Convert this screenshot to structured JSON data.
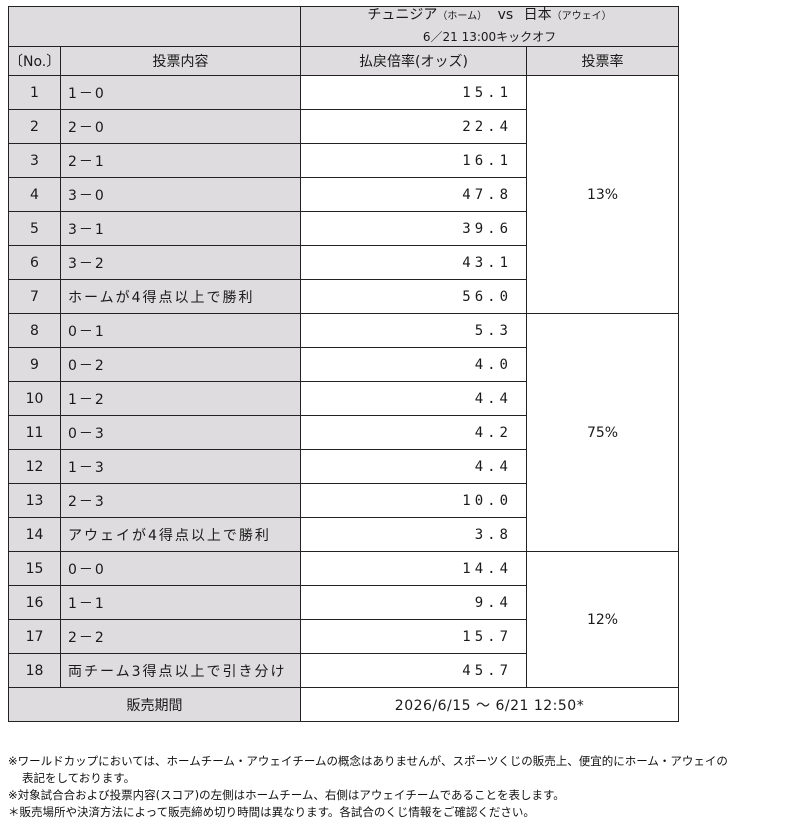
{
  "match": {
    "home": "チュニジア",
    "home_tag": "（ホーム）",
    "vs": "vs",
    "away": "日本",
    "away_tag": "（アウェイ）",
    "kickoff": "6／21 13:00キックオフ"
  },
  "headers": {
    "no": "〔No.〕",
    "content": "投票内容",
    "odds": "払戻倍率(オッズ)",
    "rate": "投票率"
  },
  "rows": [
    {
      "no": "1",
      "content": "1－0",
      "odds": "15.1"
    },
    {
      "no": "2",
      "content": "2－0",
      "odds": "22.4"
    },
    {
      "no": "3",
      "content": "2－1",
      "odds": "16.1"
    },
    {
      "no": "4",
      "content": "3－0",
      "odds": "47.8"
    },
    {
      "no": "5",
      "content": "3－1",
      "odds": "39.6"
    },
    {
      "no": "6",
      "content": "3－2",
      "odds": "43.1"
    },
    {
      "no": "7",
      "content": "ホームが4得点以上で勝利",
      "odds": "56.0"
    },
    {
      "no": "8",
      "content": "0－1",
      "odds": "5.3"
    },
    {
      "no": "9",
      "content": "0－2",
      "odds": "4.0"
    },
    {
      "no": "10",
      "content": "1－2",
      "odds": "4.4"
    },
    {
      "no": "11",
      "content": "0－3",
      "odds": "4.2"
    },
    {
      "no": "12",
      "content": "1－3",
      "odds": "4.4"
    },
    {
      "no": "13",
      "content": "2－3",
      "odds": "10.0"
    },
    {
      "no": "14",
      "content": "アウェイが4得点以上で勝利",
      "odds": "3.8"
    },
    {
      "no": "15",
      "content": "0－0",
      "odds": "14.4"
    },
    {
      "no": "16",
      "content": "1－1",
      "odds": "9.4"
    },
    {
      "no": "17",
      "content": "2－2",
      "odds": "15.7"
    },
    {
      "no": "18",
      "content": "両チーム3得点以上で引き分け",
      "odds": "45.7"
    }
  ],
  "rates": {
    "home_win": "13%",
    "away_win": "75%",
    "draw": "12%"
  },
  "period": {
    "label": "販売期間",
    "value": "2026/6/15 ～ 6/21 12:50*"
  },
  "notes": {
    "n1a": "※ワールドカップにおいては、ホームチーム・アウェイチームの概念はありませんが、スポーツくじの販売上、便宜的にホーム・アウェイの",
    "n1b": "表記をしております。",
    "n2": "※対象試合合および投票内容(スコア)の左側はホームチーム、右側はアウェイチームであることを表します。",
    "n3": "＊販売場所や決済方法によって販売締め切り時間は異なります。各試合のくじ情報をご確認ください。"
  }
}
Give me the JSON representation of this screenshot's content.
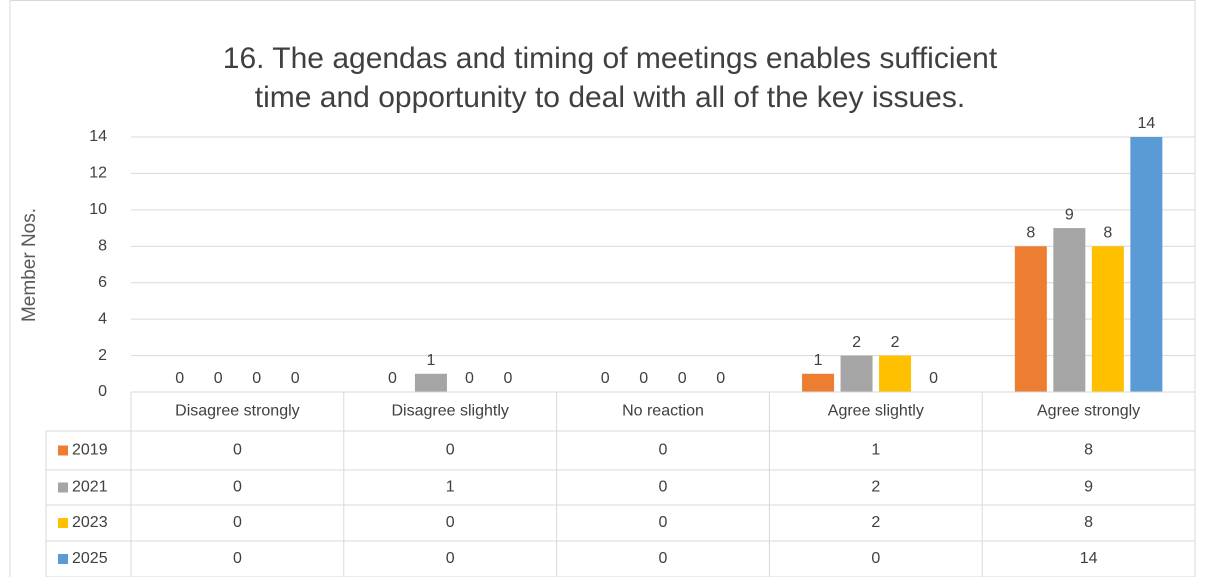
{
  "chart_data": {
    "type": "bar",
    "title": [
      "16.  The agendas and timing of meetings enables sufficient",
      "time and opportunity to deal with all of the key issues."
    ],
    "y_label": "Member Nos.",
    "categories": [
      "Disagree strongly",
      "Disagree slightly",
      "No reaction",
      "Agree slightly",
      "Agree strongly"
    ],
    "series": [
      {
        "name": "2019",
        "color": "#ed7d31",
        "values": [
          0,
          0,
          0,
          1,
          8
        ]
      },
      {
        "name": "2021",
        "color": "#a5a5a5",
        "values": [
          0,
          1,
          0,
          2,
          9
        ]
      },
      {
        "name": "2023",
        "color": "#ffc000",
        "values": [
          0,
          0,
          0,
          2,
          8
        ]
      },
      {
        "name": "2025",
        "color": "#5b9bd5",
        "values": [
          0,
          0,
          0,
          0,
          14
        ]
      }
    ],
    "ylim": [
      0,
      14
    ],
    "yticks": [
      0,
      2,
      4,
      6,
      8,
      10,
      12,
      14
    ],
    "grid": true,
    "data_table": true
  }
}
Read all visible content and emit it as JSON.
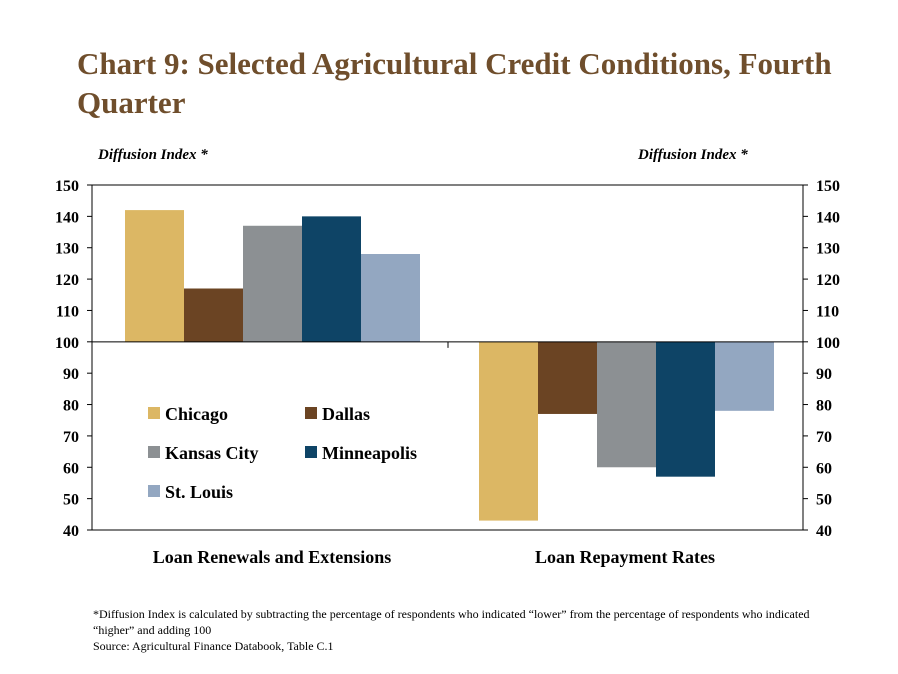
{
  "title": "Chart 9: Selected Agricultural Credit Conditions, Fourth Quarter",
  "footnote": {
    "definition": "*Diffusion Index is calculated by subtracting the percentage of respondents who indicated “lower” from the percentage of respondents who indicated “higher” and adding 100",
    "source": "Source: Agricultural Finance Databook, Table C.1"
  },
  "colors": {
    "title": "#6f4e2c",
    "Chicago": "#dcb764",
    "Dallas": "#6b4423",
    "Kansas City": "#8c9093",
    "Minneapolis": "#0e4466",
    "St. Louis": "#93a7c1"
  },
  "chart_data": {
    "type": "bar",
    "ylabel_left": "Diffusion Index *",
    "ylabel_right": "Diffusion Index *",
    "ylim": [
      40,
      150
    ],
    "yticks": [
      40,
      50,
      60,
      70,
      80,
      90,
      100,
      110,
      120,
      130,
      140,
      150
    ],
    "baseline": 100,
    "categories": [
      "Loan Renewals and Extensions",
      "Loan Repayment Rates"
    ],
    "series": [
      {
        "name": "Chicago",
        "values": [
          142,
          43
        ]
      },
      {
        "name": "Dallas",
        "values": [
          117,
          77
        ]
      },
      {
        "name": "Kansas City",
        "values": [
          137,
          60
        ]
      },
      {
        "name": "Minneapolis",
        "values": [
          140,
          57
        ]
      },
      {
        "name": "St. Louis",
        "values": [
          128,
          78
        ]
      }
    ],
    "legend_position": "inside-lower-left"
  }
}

....................

» **WHAT THE TASK ASKS**
Identify the lines that hold the word "title". Copy every one of them.

» **OUTPUT FOR THIS EXERCISE**
    "title": [
  "title": "Chart 9: Selected Agricultural Credit Conditions, Fourth Quarter",
    "title": "#6f4e2c",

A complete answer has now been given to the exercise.